## Begin Data provided

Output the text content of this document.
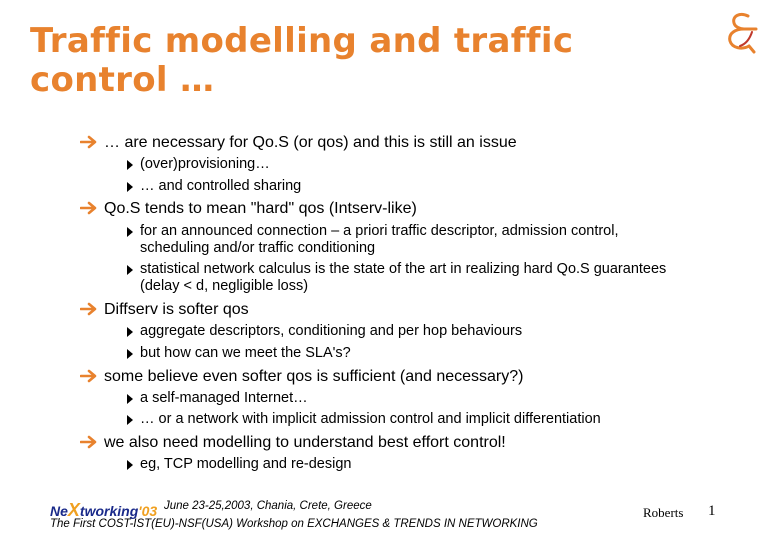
Traffic modelling and traffic control …
… are necessary for Qo.S (or qos) and this is still an issue
(over)provisioning…
… and controlled sharing
Qo.S tends to mean "hard" qos (Intserv-like)
for an announced connection – a priori traffic descriptor, admission control, scheduling and/or traffic conditioning
statistical network calculus is the state of the art in realizing hard Qo.S guarantees (delay < d, negligible loss)
Diffserv is softer qos
aggregate descriptors, conditioning and per hop behaviours
but how can we meet the SLA's?
some believe even softer qos is sufficient (and necessary?)
a self-managed Internet…
… or a network with implicit admission control and implicit differentiation
we also need modelling to understand best effort control!
eg, TCP modelling and re-design
NeXtworking'03 June 23-25,2003, Chania, Crete, Greece
The First COST-IST(EU)-NSF(USA) Workshop on EXCHANGES & TRENDS IN NETWORKING
Roberts 1
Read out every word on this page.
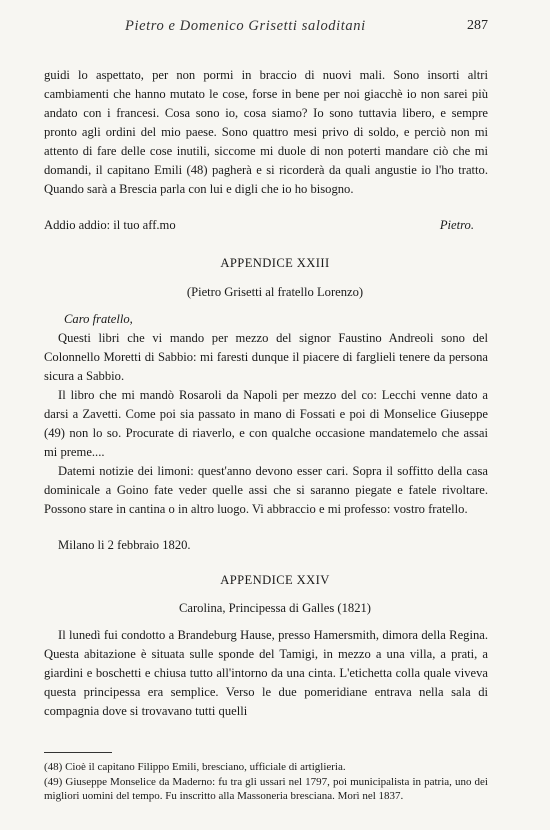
Pietro e Domenico Grisetti saloditani	287

guidi lo aspettato, per non pormi in braccio di nuovi mali. Sono insorti altri cambiamenti che hanno mutato le cose, forse in bene per noi giacchè io non sarei più andato con i francesi. Cosa sono io, cosa siamo? Io sono tuttavia libero, e sempre pronto agli ordini del mio paese. Sono quattro mesi privo di soldo, e perciò non mi attento di fare delle cose inutili, siccome mi duole di non poterti mandare ciò che mi domandi, il capitano Emili (48) pagherà e si ricorderà da quali angustie io l'ho tratto. Quando sarà a Brescia parla con lui e digli che io ho bisogno.

Addio addio: il tuo aff.mo	Pietro.
APPENDICE XXIII
(Pietro Grisetti al fratello Lorenzo)
Caro fratello,

Questi libri che vi mando per mezzo del signor Faustino Andreoli sono del Colonnello Moretti di Sabbio: mi faresti dunque il piacere di farglieli tenere da persona sicura a Sabbio.

Il libro che mi mandò Rosaroli da Napoli per mezzo del co: Lecchi venne dato a darsi a Zavetti. Come poi sia passato in mano di Fossati e poi di Monselice Giuseppe (49) non lo so. Procurate di riaverlo, e con qualche occasione mandatemelo che assai mi preme....

Datemi notizie dei limoni: quest'anno devono esser cari. Sopra il soffitto della casa dominicale a Goino fate veder quelle assi che si saranno piegate e fatele rivoltare. Possono stare in cantina o in altro luogo. Vi abbraccio e mi professo: vostro fratello.

Milano li 2 febbraio 1820.
APPENDICE XXIV
Carolina, Principessa di Galles (1821)

Il lunedì fui condotto a Brandeburg Hause, presso Hamersmith, dimora della Regina. Questa abitazione è situata sulle sponde del Tamigi, in mezzo a una villa, a prati, a giardini e boschetti e chiusa tutto all'intorno da una cinta. L'etichetta colla quale viveva questa principessa era semplice. Verso le due pomeridiane entrava nella sala di compagnia dove si trovavano tutti quelli

(48) Cioè il capitano Filippo Emili, bresciano, ufficiale di artiglieria.

(49) Giuseppe Monselice da Maderno: fu tra gli ussari nel 1797, poi municipalista in patria, uno dei migliori uomini del tempo. Fu inscritto alla Massoneria bresciana. Morì nel 1837.
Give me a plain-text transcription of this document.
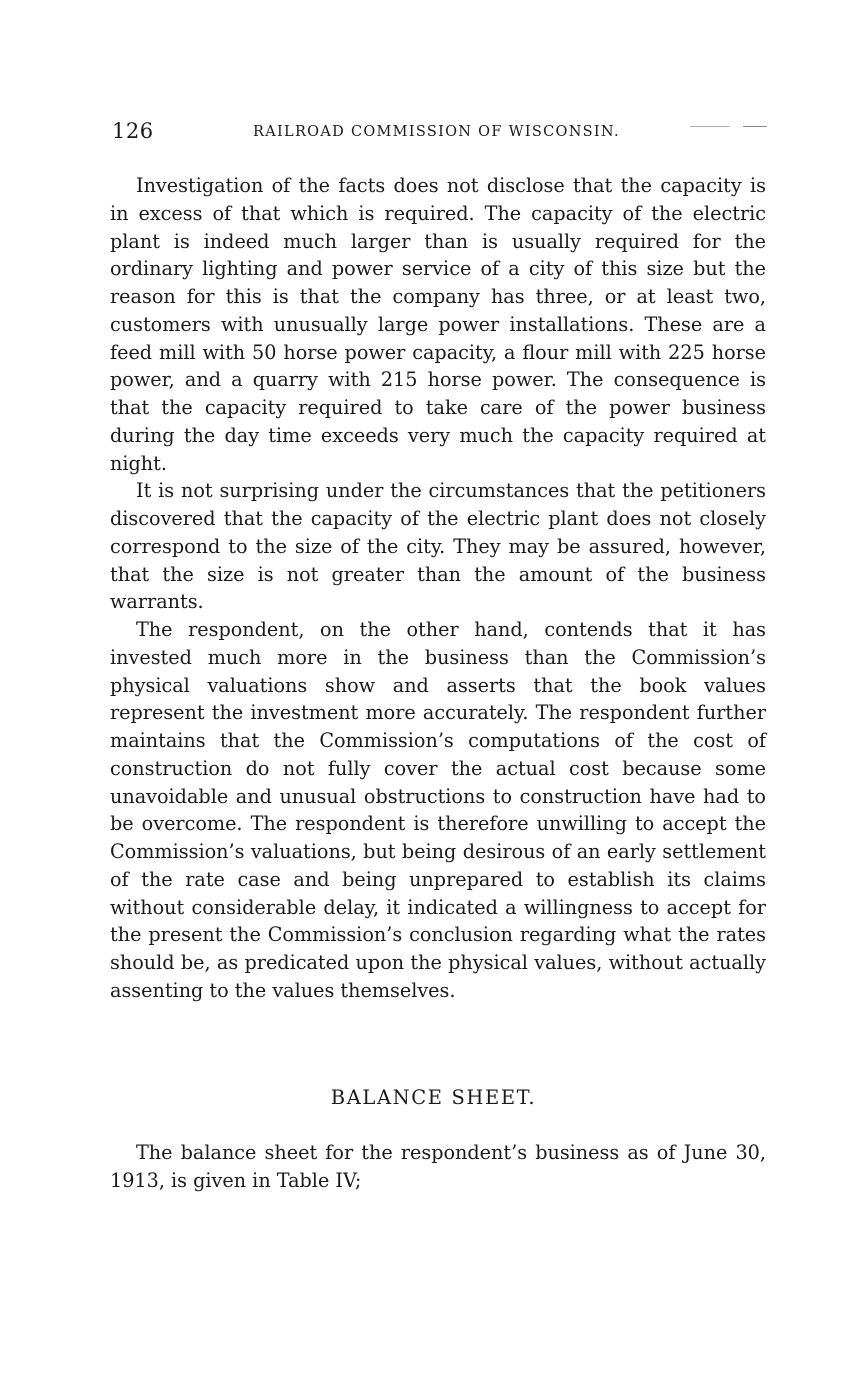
126	RAILROAD COMMISSION OF WISCONSIN.

Investigation of the facts does not disclose that the capacity is in excess of that which is required. The capacity of the electric plant is indeed much larger than is usually required for the ordinary lighting and power service of a city of this size but the reason for this is that the company has three, or at least two, customers with unusually large power installations. These are a feed mill with 50 horse power capacity, a flour mill with 225 horse power, and a quarry with 215 horse power. The consequence is that the capacity required to take care of the power business during the day time exceeds very much the capacity required at night.

It is not surprising under the circumstances that the petitioners discovered that the capacity of the electric plant does not closely correspond to the size of the city. They may be assured, however, that the size is not greater than the amount of the business warrants.

The respondent, on the other hand, contends that it has invested much more in the business than the Commission’s physical valuations show and asserts that the book values represent the investment more accurately. The respondent further maintains that the Commission’s computations of the cost of construction do not fully cover the actual cost because some unavoidable and unusual obstructions to construction have had to be overcome. The respondent is therefore unwilling to accept the Commission’s valuations, but being desirous of an early settlement of the rate case and being unprepared to establish its claims without considerable delay, it indicated a willingness to accept for the present the Commission’s conclusion regarding what the rates should be, as predicated upon the physical values, without actually assenting to the values themselves.

BALANCE SHEET.

The balance sheet for the respondent’s business as of June 30, 1913, is given in Table IV;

## End Data provided

Determine how many lines of the listing above include the word "traffic", and report that number only.

> _Full answer_: 2